### ITEMS:

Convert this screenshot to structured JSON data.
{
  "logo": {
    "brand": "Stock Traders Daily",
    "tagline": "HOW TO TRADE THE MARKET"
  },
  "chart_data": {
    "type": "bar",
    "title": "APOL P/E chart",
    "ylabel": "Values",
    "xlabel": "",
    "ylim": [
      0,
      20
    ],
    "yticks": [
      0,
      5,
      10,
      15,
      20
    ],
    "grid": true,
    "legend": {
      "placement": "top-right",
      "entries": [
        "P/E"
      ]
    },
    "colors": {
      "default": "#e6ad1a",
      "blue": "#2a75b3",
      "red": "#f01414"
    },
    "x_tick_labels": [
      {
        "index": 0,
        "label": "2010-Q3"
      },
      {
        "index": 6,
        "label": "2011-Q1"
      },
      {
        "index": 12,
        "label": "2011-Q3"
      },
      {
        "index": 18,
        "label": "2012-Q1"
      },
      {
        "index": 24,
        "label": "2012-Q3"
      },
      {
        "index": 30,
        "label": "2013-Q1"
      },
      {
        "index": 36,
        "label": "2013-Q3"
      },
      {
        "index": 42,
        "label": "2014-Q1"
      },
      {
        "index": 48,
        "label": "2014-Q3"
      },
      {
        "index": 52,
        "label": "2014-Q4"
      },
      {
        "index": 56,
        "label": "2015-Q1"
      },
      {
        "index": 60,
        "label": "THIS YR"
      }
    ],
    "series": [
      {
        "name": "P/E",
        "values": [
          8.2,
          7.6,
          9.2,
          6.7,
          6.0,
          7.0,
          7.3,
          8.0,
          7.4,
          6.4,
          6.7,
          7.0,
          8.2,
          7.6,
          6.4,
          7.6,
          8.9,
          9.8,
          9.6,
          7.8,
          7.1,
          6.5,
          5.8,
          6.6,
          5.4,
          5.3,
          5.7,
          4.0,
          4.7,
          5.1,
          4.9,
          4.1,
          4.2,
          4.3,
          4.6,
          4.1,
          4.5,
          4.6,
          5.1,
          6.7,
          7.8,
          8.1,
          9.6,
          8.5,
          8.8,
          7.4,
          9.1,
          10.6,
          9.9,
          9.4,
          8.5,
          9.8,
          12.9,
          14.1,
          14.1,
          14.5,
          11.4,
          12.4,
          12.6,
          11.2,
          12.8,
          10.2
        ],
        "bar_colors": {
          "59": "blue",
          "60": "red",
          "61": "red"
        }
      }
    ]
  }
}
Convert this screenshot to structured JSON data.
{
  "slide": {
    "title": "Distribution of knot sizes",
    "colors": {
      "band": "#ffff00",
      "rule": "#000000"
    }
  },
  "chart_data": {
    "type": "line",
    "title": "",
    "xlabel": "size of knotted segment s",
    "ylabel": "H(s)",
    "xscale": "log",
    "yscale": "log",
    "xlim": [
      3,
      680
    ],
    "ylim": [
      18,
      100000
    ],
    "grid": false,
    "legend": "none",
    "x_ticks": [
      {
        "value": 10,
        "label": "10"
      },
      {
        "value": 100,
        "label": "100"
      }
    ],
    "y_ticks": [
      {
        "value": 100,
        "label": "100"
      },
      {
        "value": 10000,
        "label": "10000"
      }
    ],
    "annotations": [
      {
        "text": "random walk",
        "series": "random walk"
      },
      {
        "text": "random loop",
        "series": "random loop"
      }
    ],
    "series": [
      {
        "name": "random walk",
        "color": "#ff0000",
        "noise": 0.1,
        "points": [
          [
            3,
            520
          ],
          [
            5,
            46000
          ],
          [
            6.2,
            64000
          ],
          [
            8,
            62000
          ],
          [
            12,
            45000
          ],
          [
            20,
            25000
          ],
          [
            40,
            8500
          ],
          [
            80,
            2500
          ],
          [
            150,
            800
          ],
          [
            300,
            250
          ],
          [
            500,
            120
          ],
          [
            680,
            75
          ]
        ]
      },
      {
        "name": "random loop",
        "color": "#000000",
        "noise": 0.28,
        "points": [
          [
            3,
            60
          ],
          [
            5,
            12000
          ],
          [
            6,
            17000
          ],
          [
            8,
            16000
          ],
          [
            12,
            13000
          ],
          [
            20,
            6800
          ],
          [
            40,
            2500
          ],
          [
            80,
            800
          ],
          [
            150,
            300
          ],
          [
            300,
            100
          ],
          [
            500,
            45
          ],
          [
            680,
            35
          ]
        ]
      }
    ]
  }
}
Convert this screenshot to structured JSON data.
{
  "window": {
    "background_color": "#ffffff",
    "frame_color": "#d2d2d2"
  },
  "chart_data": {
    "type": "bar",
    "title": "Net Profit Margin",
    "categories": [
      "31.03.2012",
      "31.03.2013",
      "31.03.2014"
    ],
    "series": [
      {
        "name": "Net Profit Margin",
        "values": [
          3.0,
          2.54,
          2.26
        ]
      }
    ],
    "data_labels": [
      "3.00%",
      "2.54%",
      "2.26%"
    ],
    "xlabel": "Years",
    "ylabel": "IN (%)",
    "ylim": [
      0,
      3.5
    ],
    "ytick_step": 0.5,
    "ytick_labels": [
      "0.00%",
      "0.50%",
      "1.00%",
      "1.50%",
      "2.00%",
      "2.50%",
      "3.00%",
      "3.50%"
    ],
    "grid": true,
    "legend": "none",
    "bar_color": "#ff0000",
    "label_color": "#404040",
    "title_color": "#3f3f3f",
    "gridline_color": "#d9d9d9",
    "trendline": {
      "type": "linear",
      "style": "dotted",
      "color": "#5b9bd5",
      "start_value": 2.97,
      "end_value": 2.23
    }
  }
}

### WORK TO DO:
Note how many lines in the listing above hold the string "walk", then give only that figure.

### COMPLETE OUTPUT:
3